-------- Record extracts
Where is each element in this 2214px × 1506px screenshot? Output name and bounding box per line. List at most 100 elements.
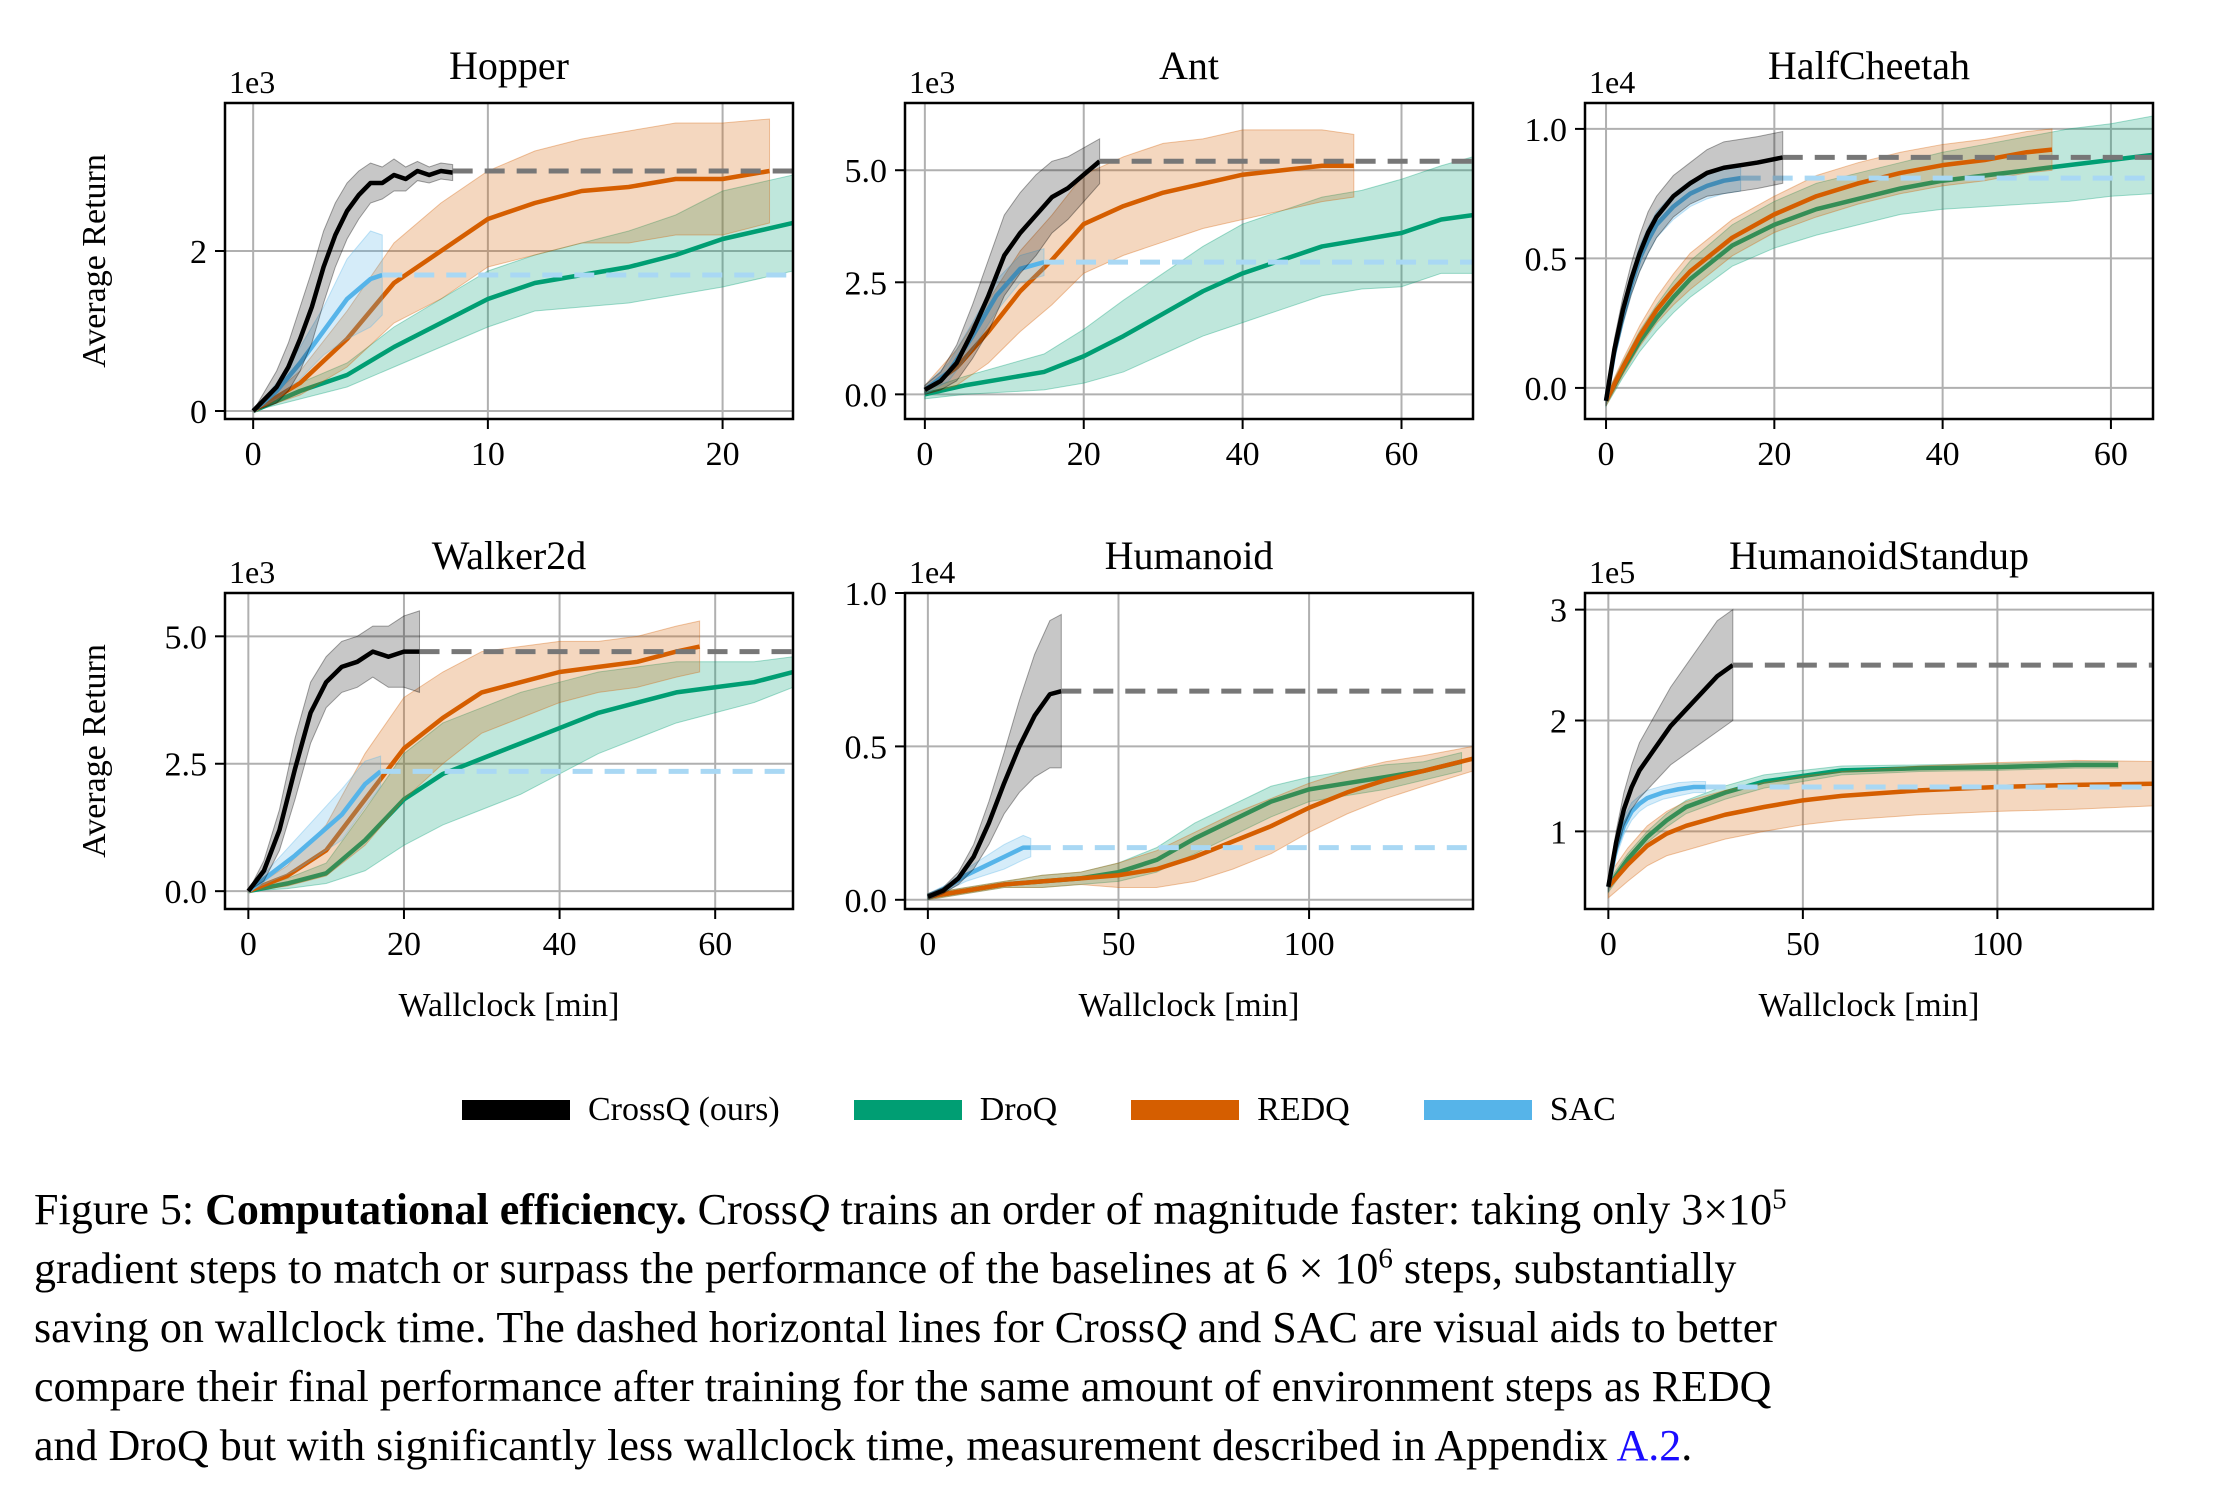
y-tick-label: 0.5 (845, 729, 888, 766)
chart-title: Humanoid (1105, 533, 1274, 578)
plot-area (926, 613, 1473, 901)
appendix-link[interactable]: A.2 (1616, 1421, 1682, 1470)
caption-line: saving on wallclock time. The dashed hor… (34, 1303, 1777, 1352)
legend-swatch (1131, 1100, 1240, 1120)
plot-area (923, 129, 1473, 400)
x-tick-label: 0 (1600, 926, 1617, 963)
line-redq (252, 168, 770, 413)
line-crossq (246, 649, 420, 893)
x-tick-label: 20 (387, 926, 421, 963)
chart-panel-ant: 0 20 40 60 0.0 2.5 5.0 Ant 1e3 (845, 43, 1475, 473)
x-tick-label: 100 (1284, 926, 1335, 963)
x-tick-label: 20 (1067, 436, 1101, 473)
caption-line: compare their final performance after tr… (34, 1362, 1772, 1411)
band-droq (1607, 761, 2119, 894)
x-tick-label: 40 (1226, 436, 1260, 473)
axes-frame (223, 101, 795, 421)
axes-frame (1583, 101, 2155, 421)
legend-label: SAC (1549, 1091, 1616, 1128)
y-tick-label: 0.0 (845, 883, 888, 920)
x-tick-label: 0 (916, 436, 933, 473)
legend-entry-crossq: CrossQ (ours) (462, 1091, 780, 1129)
legend-swatch (462, 1100, 570, 1120)
y-tick-label: 1.0 (845, 576, 888, 613)
band-droq (924, 156, 1473, 400)
plot-area (251, 118, 793, 414)
x-axis-label: Wallclock [min] (398, 987, 619, 1024)
chart-title: Walker2d (432, 533, 587, 578)
y-tick-label: 0.0 (1525, 371, 1568, 408)
y-tick-label: 2 (1550, 704, 1567, 741)
x-tick-label: 10 (471, 436, 505, 473)
x-tick-label: 60 (2094, 436, 2128, 473)
axis-multiplier: 1e3 (229, 64, 275, 100)
legend: CrossQ (ours) DroQ REDQ SAC (462, 1080, 1690, 1140)
line-redq (1604, 147, 2053, 402)
y-axis-label: Average Return (76, 644, 113, 858)
y-tick-label: 0 (190, 394, 207, 431)
band-crossq (927, 613, 1062, 901)
axis-multiplier: 1e3 (229, 554, 275, 590)
legend-swatch (853, 1100, 962, 1120)
x-tick-label: 40 (1926, 436, 1960, 473)
y-tick-label: 2.5 (845, 265, 888, 302)
chart-title: Hopper (449, 43, 569, 88)
line-crossq (927, 689, 1062, 899)
y-tick-label: 3 (1550, 593, 1567, 630)
line-droq (1604, 152, 2153, 402)
band-droq (248, 656, 793, 892)
x-tick-label: 0 (919, 926, 936, 963)
x-tick-label: 20 (706, 436, 740, 473)
chart-panel-humanoid: 0 50 100 0.0 0.5 1.0 Humanoid 1e4 Wallclock [min… (845, 533, 1475, 1024)
band-redq (1605, 128, 2053, 407)
y-tick-label: 2 (190, 234, 207, 271)
band-sac (924, 248, 1045, 396)
band-redq (1607, 759, 2153, 899)
axis-multiplier: 1e4 (909, 554, 955, 590)
y-tick-label: 1.0 (1525, 112, 1568, 149)
band-redq (252, 118, 771, 412)
caption-line: and DroQ but with significantly less wal… (34, 1421, 1693, 1470)
line-redq (923, 163, 1354, 392)
line-sac (251, 272, 383, 413)
band-redq (927, 745, 1473, 901)
plot-area (1606, 608, 2153, 899)
line-droq (924, 212, 1473, 397)
line-crossq (251, 168, 453, 413)
line-crossq (1606, 663, 1735, 888)
chart-title: HumanoidStandup (1729, 533, 2029, 578)
y-tick-label: 0.0 (165, 874, 208, 911)
x-axis-label: Wallclock [min] (1758, 987, 1979, 1024)
plot-area (1603, 115, 2153, 408)
axes-frame (1583, 591, 2155, 911)
line-droq (247, 669, 793, 894)
legend-entry-redq: REDQ (1131, 1091, 1350, 1129)
line-sac (246, 769, 383, 893)
caption-bold: Computational efficiency. (205, 1185, 687, 1234)
chart-title: Ant (1159, 43, 1219, 88)
band-crossq (1607, 608, 1734, 893)
chart-panel-humanoidstandup: 0 50 100 1 2 3 HumanoidStandup 1e5 Wallclock [mi… (1550, 533, 2155, 1024)
line-redq (927, 756, 1473, 899)
axis-multiplier: 1e3 (909, 64, 955, 100)
chart-panel-walker2d: 0 20 40 60 0.0 2.5 5.0 Walker2d 1e3 Average Retur… (76, 533, 795, 1024)
plot-area (246, 610, 793, 894)
band-redq (924, 129, 1355, 396)
chart-panel-halfcheetah: 0 20 40 60 0.0 0.5 1.0 HalfCheetah 1e4 (1525, 43, 2155, 473)
x-tick-label: 60 (1385, 436, 1419, 473)
line-droq (252, 220, 793, 414)
x-tick-label: 0 (240, 926, 257, 963)
y-tick-label: 0.0 (845, 377, 888, 414)
chart-title: HalfCheetah (1768, 43, 1970, 88)
chart-panel-hopper: 0 10 20 0 2 Hopper 1e3 Average Return (76, 43, 795, 473)
x-tick-label: 60 (698, 926, 732, 963)
x-tick-label: 100 (1972, 926, 2023, 963)
band-droq (927, 751, 1463, 901)
caption-prefix: Figure 5: (34, 1185, 195, 1234)
caption-line: gradient steps to match or surpass the p… (34, 1242, 1737, 1293)
y-tick-label: 0.5 (1525, 241, 1568, 278)
line-droq (1606, 762, 2118, 889)
line-sac (1606, 784, 1706, 888)
x-tick-label: 0 (1598, 436, 1615, 473)
x-axis-label: Wallclock [min] (1078, 987, 1299, 1024)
----------------
Work to complete:
Gather every line of the material above that contains the string "caption", copying each in full. Case counts.

Reply:
caption-line: saving on wallclock time. The dashed hor… (34, 1303, 1777, 1352)
caption-line: compare their final performance after tr… (34, 1362, 1772, 1411)
caption-line: and DroQ but with significantly less wal… (34, 1421, 1693, 1470)
caption-bold: Computational efficiency. (205, 1185, 687, 1234)
caption-prefix: Figure 5: (34, 1185, 195, 1234)
caption-line: gradient steps to match or surpass the p… (34, 1242, 1737, 1293)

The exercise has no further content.